== GIVEN PASSAGE
Completed by the DeepSeek team with Liang Wenfeng as the corresponding author, the research paper on the DeepSeek-R1 reasoning model was recently featured on the cover of the internationally authoritative journal Nature, making DeepSeek-R1 the world's first mainstream large language model to undergo peer review. Nature commented that relying on independent researchers for peer review is a way to counter the hype in the AI industry and hopes that more AI companies will follow DeepSeek's example.
Liu Quan, deputy chief engineer of China Center for Information Industry Development, told Wen Wei Po that DeepSeek-R1 provides a new paradigm for global AI development.
According to reports, the latest paper, which builds upon the initial paper on DeepSeek-R1 released in January this year, provides more details about the model's training. It directly addresses the distillation (model compression and knowledge transfer techniques, referring to transferring knowledge from complex models to lightweight models) discussed when the model was first released. Liang's team reported that the DeepSeek-R1 model uses reinforcement learning rather than human examples to develop reasoning steps, reducing training costs and complexity.
Innovative training methods accelerate multi-domain applications
In the paper, DeepSeek explicitly denies previous suspicions that it used OpenAI model outputs for training. In the peer-reviewed documents, DeepSeek explained that the data used for DeepSeek-V3 Base (the base model of DeepSeek-R1) is entirely sourced from the internet. While it may include results generated by GPT-4, this was not intentional, and there was no specific knowledge distillation process. To prevent benchmark data contamination, comprehensive decontamination measures were applied to both the pre-training and post-training data of DeepSeek-R1.
Additionally, the DeepSeek team publicly disclosed the training cost of R1 for the first time—only US$294,000 (approximately HK$2.286 million). Even when combined with the base model cost of about US$6 million, this amount is far lower than the costs incurred by OpenAI and Google in training their AI models.
"The official publication of the research on the universal reasoning model DeepSeek-R1, developed by a Chinese AI team led by Liang, marks a shift in AI foundational model research from technical blogs and benchmark scores to a mature discipline centered on methodological scientificity, reproducibility, and rigorous verification."
Liu stated that DeepSeek-R1 provides a new paradigm for global AI development. From a developmental perspective, it pioneers the use of reinforcement learning alone to stimulate the reasoning capabilities of large models, breaking through the limitations of previous models that relied on manual annotation, driving innovation in training methods, and accelerating applications across multiple domains.
"On the other hand, with the rapid development of AI, the public has concerns about its safety and reliability. The publication of DeepSeek-R1 after strict review, along with the disclosure of training details and responses to safety concerns, enhances transparency and credibility, laying a solid foundation of trust for the large-scale application of AI and promoting the healthy development of the industry," Liu added.
According to reports, the DeepSeek team has continuously released multiple open-source projects this year, hoping to accelerate the industry's development process. In April, DeepSeek announced that it would open-source the path of its inference engine. The industry believes that on the path of continuous open-source, DeepSeek has not only significantly advanced ecosystem building and lowered the barrier to AI applications but has also reshaped the downstream ecosystem landscape.
====
== THE DATA
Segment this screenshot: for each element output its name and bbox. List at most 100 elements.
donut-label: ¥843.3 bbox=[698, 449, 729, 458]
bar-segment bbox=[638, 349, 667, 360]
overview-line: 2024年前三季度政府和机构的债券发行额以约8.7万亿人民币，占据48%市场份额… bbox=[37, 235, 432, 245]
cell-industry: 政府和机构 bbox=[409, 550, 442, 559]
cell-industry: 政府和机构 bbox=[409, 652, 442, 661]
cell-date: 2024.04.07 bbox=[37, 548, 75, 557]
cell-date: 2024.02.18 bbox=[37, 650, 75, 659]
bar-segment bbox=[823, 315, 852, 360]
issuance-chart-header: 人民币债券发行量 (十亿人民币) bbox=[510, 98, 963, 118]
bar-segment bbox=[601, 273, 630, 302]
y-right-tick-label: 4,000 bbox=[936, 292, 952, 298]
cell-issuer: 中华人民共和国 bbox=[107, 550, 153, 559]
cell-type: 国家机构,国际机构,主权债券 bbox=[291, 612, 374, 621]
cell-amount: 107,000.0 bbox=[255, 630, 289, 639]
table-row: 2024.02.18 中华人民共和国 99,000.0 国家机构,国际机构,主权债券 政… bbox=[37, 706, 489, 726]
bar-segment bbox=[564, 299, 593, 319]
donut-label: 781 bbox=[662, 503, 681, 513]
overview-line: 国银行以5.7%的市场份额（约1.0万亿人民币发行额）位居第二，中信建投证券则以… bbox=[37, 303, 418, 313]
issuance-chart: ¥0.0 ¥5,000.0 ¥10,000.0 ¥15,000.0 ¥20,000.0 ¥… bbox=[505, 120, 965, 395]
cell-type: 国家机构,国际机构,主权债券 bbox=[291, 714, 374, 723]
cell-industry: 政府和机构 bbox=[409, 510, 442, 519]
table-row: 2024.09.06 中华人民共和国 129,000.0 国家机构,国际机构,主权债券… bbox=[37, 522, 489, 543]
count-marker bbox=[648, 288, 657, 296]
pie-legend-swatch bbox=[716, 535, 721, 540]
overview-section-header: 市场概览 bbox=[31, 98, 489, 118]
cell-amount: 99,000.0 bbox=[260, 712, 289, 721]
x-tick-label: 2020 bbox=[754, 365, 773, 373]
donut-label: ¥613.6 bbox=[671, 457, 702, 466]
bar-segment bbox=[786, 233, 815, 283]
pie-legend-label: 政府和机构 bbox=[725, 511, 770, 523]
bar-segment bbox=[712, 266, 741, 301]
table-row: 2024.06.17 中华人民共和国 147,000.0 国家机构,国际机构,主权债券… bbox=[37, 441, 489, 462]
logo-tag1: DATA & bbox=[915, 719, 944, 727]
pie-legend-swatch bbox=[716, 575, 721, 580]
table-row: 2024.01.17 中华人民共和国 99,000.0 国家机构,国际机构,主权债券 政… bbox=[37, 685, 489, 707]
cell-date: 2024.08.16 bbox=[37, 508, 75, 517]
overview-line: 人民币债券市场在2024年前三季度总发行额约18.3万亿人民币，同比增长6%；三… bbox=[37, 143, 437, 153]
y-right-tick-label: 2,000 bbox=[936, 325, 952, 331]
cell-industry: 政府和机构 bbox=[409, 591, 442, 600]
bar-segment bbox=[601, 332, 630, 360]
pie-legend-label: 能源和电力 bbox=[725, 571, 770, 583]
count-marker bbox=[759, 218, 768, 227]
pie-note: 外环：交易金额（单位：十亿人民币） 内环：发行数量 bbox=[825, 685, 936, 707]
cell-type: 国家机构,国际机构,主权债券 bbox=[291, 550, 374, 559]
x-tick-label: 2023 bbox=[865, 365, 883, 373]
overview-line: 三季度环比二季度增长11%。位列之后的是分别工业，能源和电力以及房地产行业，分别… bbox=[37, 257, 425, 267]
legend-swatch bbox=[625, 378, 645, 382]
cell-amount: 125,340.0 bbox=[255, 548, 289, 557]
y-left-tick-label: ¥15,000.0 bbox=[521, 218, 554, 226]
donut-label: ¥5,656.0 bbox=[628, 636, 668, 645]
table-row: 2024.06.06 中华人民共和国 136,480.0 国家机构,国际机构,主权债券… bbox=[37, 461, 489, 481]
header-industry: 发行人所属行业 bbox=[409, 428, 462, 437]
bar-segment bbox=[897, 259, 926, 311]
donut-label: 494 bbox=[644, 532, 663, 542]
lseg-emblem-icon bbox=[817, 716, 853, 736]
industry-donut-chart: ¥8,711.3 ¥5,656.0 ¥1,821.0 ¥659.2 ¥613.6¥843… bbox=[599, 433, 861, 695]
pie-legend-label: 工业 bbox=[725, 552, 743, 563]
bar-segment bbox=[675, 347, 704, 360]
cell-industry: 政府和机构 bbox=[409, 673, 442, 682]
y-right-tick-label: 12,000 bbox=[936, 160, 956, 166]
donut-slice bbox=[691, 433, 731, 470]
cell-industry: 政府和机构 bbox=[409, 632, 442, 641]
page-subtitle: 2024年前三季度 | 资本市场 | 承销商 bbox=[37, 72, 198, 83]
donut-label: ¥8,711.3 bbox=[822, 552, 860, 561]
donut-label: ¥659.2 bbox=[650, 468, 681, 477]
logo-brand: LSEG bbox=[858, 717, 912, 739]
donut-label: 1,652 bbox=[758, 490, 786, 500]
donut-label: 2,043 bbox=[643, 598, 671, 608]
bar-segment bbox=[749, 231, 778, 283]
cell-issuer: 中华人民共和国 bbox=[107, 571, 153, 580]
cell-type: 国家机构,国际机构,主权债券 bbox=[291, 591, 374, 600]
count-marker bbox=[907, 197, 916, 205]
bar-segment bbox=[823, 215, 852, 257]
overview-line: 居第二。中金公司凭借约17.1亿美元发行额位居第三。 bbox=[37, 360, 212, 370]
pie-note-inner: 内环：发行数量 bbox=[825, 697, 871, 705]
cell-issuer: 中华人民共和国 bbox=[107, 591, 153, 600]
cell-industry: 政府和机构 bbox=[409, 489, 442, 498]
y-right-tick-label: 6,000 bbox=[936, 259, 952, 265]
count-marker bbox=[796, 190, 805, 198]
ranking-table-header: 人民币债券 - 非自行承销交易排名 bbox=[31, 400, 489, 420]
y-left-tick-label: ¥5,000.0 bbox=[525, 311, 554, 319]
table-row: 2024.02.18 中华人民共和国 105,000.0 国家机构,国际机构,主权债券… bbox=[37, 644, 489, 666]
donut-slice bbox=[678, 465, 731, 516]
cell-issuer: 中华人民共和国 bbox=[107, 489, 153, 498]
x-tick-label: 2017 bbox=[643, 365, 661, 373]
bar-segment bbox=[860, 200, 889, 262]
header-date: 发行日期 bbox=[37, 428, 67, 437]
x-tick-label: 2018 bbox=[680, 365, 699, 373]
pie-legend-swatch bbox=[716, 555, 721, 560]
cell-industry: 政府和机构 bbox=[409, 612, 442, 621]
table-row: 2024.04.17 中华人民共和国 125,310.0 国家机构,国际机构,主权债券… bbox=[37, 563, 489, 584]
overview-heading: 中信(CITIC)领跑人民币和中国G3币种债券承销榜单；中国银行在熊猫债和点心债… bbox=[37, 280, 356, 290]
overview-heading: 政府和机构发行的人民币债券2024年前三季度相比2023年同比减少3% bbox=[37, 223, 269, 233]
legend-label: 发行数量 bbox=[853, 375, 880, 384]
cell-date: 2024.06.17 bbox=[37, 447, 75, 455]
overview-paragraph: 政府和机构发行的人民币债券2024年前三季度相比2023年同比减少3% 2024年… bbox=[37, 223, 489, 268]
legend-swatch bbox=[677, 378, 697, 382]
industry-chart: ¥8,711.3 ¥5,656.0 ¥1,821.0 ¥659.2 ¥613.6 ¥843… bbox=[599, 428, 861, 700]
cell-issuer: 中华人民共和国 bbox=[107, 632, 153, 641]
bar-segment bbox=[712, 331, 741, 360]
====
REQUIREMENT:
Transcribe the part of the article above on the DeepSeek-R1 paper between "According to reports, the latest" and "costs and complexity.", inclusive.

EXERCISE SOLUTION:
According to reports, the latest paper, which builds upon the initial paper on DeepSeek-R1 released in January this year, provides more details about the model's training. It directly addresses the distillation (model compression and knowledge transfer techniques, referring to transferring knowledge from complex models to lightweight models) discussed when the model was first released. Liang's team reported that the DeepSeek-R1 model uses reinforcement learning rather than human examples to develop reasoning steps, reducing training costs and complexity.